▶ Task requirements
Print all records exactly, leaving nothing out.

(Records contained in a dataset)
▼▼▼

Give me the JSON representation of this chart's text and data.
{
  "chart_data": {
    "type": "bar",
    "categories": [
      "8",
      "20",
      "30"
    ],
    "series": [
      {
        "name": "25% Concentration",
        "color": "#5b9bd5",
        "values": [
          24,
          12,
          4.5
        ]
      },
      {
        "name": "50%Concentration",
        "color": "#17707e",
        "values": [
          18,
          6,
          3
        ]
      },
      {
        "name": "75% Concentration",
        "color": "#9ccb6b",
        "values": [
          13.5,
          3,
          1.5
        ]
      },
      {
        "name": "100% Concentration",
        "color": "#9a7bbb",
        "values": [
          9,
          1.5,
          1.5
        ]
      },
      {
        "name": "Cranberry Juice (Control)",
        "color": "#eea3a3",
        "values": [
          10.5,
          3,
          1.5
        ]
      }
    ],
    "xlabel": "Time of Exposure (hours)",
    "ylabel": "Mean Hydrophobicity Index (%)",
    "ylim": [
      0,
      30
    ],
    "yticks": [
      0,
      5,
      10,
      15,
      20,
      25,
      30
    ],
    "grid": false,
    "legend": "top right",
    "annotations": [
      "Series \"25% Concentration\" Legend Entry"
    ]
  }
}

▲▲▲

▶ Correct result
Give me the JSON representation of this chart's text and data.
{
  "chart_data": {
    "type": "bar",
    "categories": [
      "8",
      "20",
      "30"
    ],
    "series": [
      {
        "name": "25% Concentration",
        "color": "#5b9bd5",
        "values": [
          24,
          12,
          4.5
        ]
      },
      {
        "name": "50%Concentration",
        "color": "#17707e",
        "values": [
          18,
          6,
          3
        ]
      },
      {
        "name": "75% Concentration",
        "color": "#9ccb6b",
        "values": [
          13.5,
          3,
          1.5
        ]
      },
      {
        "name": "100% Concentration",
        "color": "#9a7bbb",
        "values": [
          9,
          1.5,
          1.5
        ]
      },
      {
        "name": "Cranberry Juice (Control)",
        "color": "#eea3a3",
        "values": [
          10.5,
          3,
          1.5
        ]
      }
    ],
    "xlabel": "Time of Exposure (hours)",
    "ylabel": "Mean Hydrophobicity Index (%)",
    "ylim": [
      0,
      30
    ],
    "yticks": [
      0,
      5,
      10,
      15,
      20,
      25,
      30
    ],
    "grid": false,
    "legend": "top right",
    "annotations": [
      "Series \"25% Concentration\" Legend Entry"
    ]
  }
}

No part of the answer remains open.